- [Short exercise] Count every line that includes the string "installation" in the entries that follow. Nothing besides the number is needed.

Data excerpts
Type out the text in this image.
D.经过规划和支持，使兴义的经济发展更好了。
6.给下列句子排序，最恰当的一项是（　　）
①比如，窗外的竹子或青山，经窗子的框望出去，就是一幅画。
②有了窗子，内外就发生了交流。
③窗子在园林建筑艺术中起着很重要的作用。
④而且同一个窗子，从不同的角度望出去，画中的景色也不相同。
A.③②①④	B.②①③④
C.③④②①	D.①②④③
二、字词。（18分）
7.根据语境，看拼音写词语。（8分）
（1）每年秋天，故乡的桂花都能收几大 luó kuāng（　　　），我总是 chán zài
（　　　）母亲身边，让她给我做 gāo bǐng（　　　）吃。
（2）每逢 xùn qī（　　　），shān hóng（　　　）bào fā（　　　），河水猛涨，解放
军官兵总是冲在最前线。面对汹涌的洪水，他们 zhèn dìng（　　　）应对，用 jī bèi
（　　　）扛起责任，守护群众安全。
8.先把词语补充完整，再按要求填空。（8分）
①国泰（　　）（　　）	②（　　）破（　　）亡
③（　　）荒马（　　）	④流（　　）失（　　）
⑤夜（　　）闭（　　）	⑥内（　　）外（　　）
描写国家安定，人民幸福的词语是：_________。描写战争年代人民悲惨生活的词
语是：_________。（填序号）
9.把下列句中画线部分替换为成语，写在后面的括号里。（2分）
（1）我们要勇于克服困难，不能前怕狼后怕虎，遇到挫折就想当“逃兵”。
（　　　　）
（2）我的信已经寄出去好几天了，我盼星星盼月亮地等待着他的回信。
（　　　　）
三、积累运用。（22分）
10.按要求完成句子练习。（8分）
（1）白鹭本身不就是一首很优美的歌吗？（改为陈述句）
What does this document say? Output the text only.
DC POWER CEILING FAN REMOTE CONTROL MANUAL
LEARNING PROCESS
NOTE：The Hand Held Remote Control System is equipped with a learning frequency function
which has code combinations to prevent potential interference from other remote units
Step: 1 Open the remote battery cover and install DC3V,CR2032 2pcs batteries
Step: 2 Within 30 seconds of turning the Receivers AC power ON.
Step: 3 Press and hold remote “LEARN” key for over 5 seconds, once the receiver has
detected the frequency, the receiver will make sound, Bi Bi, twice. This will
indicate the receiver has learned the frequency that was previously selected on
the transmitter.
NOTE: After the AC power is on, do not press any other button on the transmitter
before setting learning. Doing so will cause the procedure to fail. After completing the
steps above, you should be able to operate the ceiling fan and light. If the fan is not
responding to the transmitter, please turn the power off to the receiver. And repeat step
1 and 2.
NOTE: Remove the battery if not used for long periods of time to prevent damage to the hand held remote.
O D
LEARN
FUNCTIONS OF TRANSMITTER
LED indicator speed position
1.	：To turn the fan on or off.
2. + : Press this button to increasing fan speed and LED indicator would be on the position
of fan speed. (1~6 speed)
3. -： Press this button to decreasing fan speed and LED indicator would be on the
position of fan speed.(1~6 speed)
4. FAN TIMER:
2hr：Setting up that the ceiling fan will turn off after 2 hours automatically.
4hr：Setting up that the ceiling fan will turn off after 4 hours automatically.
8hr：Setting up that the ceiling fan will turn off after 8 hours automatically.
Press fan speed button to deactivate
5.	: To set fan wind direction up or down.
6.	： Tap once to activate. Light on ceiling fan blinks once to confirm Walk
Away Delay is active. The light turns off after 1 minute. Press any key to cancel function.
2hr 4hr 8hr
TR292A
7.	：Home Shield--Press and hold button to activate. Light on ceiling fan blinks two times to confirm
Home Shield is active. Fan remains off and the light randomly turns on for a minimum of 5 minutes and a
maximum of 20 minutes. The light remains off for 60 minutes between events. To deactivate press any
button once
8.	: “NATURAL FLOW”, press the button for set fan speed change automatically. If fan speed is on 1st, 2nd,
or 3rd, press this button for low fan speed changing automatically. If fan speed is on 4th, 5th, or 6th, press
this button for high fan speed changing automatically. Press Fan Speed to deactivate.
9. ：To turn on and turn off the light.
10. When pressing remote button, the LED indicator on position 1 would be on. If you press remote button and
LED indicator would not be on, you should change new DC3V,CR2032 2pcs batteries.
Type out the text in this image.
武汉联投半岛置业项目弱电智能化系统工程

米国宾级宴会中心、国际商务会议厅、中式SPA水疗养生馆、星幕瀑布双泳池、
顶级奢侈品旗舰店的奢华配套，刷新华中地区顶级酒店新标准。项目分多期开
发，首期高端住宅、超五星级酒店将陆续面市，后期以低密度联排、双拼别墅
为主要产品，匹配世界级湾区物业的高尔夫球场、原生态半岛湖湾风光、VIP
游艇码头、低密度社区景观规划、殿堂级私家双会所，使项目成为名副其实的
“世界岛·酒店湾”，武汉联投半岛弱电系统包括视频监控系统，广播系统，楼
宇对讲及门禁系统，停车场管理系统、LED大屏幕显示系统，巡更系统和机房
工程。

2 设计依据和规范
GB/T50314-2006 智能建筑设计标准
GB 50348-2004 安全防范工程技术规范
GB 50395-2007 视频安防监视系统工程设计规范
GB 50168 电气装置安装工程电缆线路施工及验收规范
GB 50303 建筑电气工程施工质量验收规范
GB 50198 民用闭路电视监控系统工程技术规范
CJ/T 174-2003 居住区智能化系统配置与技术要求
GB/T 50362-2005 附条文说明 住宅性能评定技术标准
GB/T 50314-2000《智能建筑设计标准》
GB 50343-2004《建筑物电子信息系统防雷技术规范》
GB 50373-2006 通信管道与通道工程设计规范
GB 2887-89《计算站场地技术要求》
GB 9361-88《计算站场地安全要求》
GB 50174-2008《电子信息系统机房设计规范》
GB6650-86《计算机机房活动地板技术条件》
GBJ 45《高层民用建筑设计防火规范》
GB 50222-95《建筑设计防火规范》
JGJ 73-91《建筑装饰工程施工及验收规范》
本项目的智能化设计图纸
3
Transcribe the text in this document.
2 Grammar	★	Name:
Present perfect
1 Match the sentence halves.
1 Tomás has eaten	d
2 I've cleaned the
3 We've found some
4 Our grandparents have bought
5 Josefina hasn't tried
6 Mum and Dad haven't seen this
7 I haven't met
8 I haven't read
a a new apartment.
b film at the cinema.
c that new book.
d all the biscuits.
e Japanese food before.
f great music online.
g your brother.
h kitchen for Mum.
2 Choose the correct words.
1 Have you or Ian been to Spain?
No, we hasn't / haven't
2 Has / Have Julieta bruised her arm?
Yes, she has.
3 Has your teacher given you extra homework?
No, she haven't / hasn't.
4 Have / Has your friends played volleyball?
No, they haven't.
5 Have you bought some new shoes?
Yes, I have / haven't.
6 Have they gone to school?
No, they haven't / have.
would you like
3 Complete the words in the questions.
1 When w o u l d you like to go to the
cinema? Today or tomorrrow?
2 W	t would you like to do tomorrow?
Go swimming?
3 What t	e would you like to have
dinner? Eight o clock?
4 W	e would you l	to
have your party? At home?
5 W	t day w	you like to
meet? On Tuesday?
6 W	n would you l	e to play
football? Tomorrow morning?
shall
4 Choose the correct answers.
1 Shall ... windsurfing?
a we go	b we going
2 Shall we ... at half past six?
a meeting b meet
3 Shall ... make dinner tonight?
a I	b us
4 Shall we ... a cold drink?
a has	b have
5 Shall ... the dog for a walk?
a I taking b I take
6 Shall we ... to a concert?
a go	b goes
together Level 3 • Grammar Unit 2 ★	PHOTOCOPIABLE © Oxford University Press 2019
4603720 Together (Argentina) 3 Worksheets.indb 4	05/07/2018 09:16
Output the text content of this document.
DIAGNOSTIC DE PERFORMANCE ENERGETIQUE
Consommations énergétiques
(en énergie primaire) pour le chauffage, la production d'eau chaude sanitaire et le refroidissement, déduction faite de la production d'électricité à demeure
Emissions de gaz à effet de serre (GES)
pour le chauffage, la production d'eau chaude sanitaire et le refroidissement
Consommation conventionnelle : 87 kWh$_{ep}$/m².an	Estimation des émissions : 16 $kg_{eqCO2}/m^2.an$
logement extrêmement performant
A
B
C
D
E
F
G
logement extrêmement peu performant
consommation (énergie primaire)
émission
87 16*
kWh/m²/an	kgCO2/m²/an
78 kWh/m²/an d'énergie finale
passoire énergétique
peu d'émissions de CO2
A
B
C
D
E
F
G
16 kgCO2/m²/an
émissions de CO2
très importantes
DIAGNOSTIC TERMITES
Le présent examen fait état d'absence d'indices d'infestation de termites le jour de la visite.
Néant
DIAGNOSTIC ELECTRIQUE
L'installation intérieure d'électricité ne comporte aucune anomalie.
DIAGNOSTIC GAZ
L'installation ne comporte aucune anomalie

- [Answer in full] 2